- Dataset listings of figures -
= = = = = = =

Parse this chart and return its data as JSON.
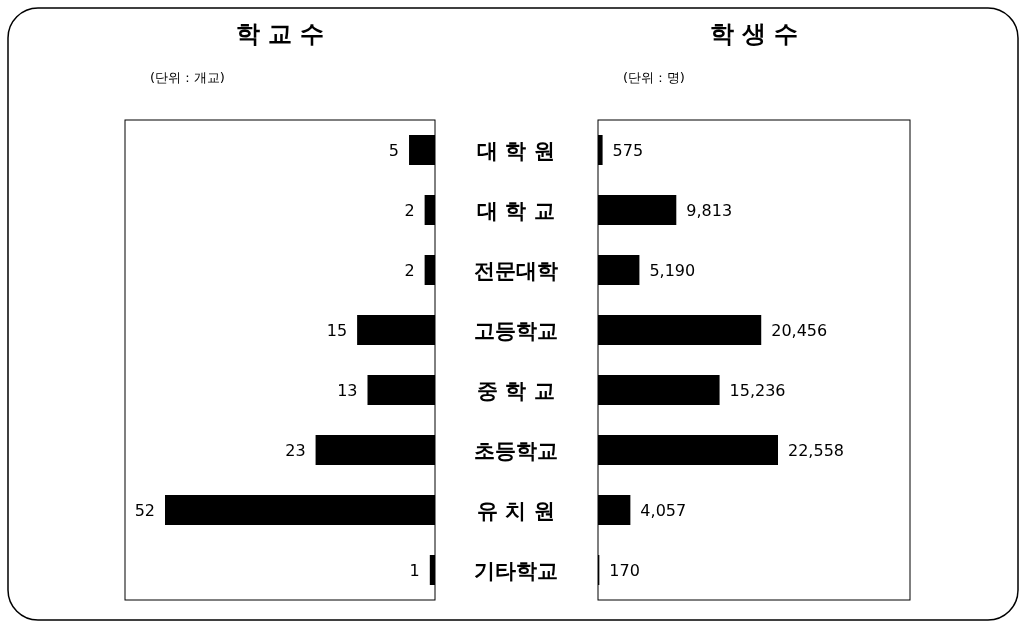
{
  "chart_data": [
    {
      "type": "bar",
      "orientation": "horizontal",
      "title": "학 교 수",
      "annotations": [
        "(단위 : 개교)"
      ],
      "categories": [
        "대 학 원",
        "대 학 교",
        "전문대학",
        "고등학교",
        "중 학 교",
        "초등학교",
        "유 치 원",
        "기타학교"
      ],
      "values": [
        5,
        2,
        2,
        15,
        13,
        23,
        52,
        1
      ],
      "color": "#000000",
      "data_labels": true,
      "tick_labels": "y"
    },
    {
      "type": "bar",
      "orientation": "horizontal",
      "title": "학 생 수",
      "annotations": [
        "(단위 : 명)"
      ],
      "values": [
        575,
        9813,
        5190,
        20456,
        15236,
        22558,
        4057,
        170
      ],
      "value_labels": [
        "575",
        "9,813",
        "5,190",
        "20,456",
        "15,236",
        "22,558",
        "4,057",
        "170"
      ],
      "color": "#000000"
    }
  ]
}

= = = = = = =

- GIVEN INSTRUCTION -
Give back all entries exactly. No pictures belong in the copy.

- SOLVED PROBLEM -
Parse this chart and return its data as JSON.
{
  "chart_data": [
    {
      "type": "bar",
      "orientation": "horizontal",
      "title": "학 교 수",
      "annotations": [
        "(단위 : 개교)"
      ],
      "categories": [
        "대 학 원",
        "대 학 교",
        "전문대학",
        "고등학교",
        "중 학 교",
        "초등학교",
        "유 치 원",
        "기타학교"
      ],
      "values": [
        5,
        2,
        2,
        15,
        13,
        23,
        52,
        1
      ],
      "color": "#000000",
      "data_labels": true,
      "tick_labels": "y"
    },
    {
      "type": "bar",
      "orientation": "horizontal",
      "title": "학 생 수",
      "annotations": [
        "(단위 : 명)"
      ],
      "values": [
        575,
        9813,
        5190,
        20456,
        15236,
        22558,
        4057,
        170
      ],
      "value_labels": [
        "575",
        "9,813",
        "5,190",
        "20,456",
        "15,236",
        "22,558",
        "4,057",
        "170"
      ],
      "color": "#000000"
    }
  ]
}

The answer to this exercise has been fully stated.